• **Instructions for the task**
Copy out all lines of the records in which the word "banget" appears.

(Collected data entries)

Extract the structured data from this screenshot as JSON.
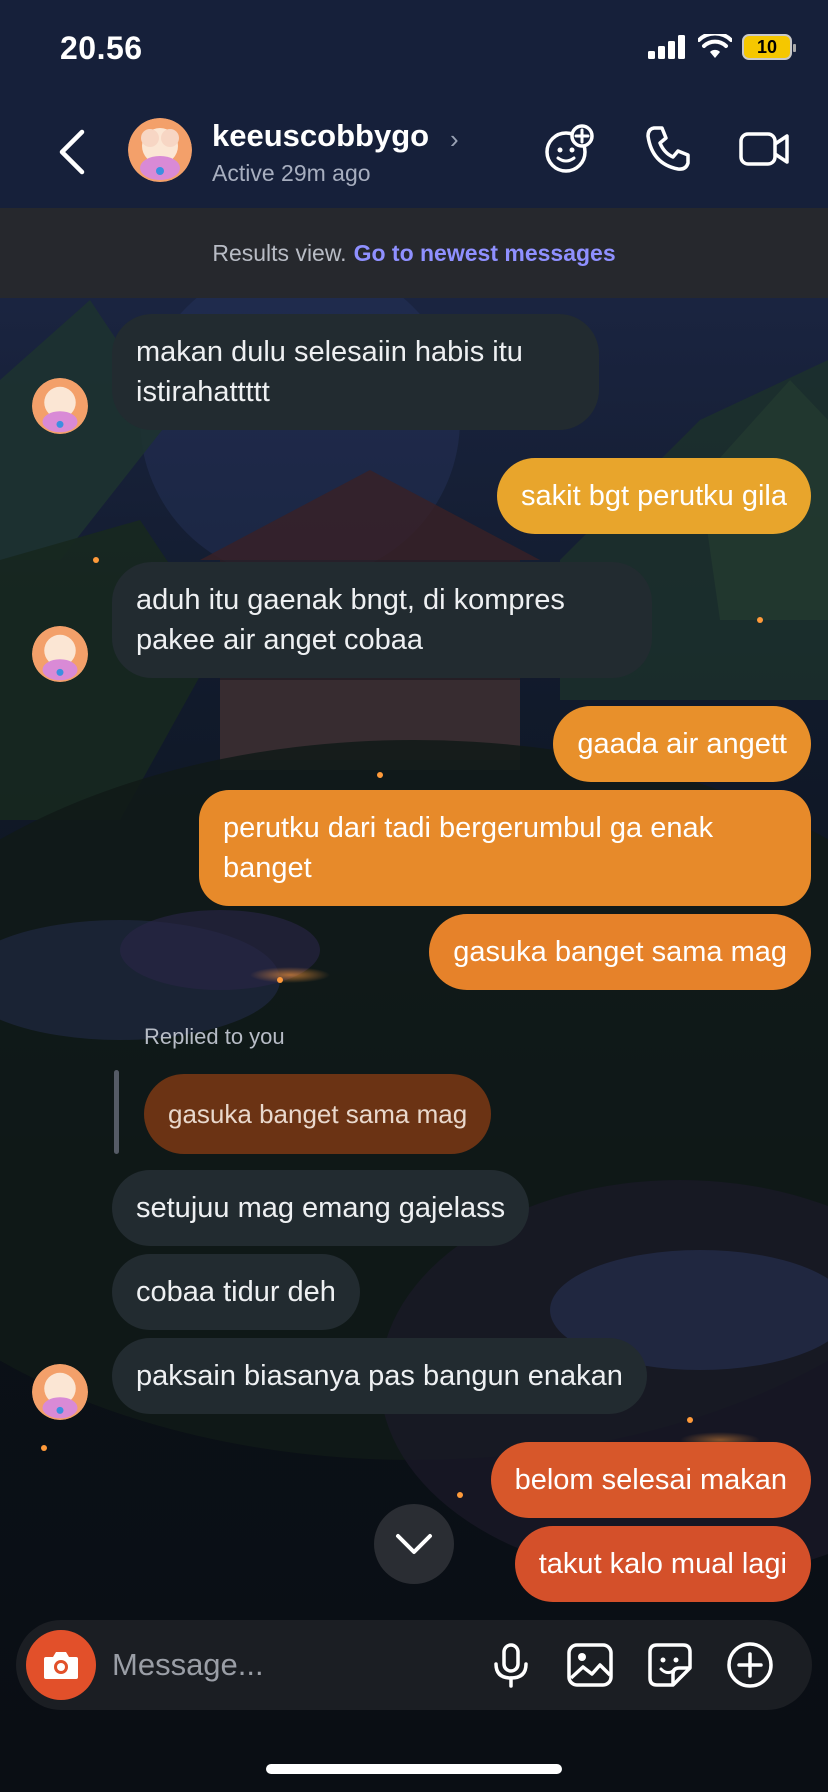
{
  "status_bar": {
    "time": "20.56",
    "battery": "10"
  },
  "header": {
    "username": "keeuscobbygo",
    "active": "Active 29m ago"
  },
  "results": {
    "text": "Results view.",
    "link": "Go to newest messages"
  },
  "messages": [
    {
      "dir": "in",
      "text_lines": [
        "makan dulu selesaiin habis itu",
        "istirahattttt"
      ]
    },
    {
      "dir": "out",
      "text": "sakit bgt perutku gila",
      "color": "#e8a52c"
    },
    {
      "dir": "in",
      "text_lines": [
        "aduh itu gaenak bngt, di kompres",
        "pakee air anget cobaa"
      ]
    },
    {
      "dir": "out",
      "text": "gaada air angett",
      "color": "#e8902b"
    },
    {
      "dir": "out",
      "text_lines": [
        "perutku dari tadi bergerumbul ga enak",
        "banget"
      ],
      "color": "#e78a2a"
    },
    {
      "dir": "out",
      "text": "gasuka banget sama mag",
      "color": "#e6822a"
    },
    {
      "dir": "in",
      "text": "setujuu mag emang gajelass"
    },
    {
      "dir": "in",
      "text": "cobaa tidur deh"
    },
    {
      "dir": "in",
      "text": "paksain biasanya pas bangun enakan"
    },
    {
      "dir": "out",
      "text": "belom selesai makan",
      "color": "#d7572a"
    },
    {
      "dir": "out",
      "text": "takut kalo mual lagi",
      "color": "#d4502a"
    }
  ],
  "reply": {
    "label": "Replied to you",
    "quote": "gasuka banget sama mag"
  },
  "composer": {
    "placeholder": "Message..."
  },
  "colors": {
    "accent_link": "#8f90ff",
    "incoming_bubble": "#222b30",
    "camera": "#e2502a"
  },
  "icons": [
    "back-icon",
    "chevron-right-icon",
    "add-effects-icon",
    "phone-icon",
    "video-icon",
    "chevron-down-icon",
    "camera-icon",
    "microphone-icon",
    "gallery-icon",
    "sticker-icon",
    "plus-icon"
  ]
}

• **Solved exercise**
        "banget"
      "text": "gasuka banget sama mag",
    "quote": "gasuka banget sama mag"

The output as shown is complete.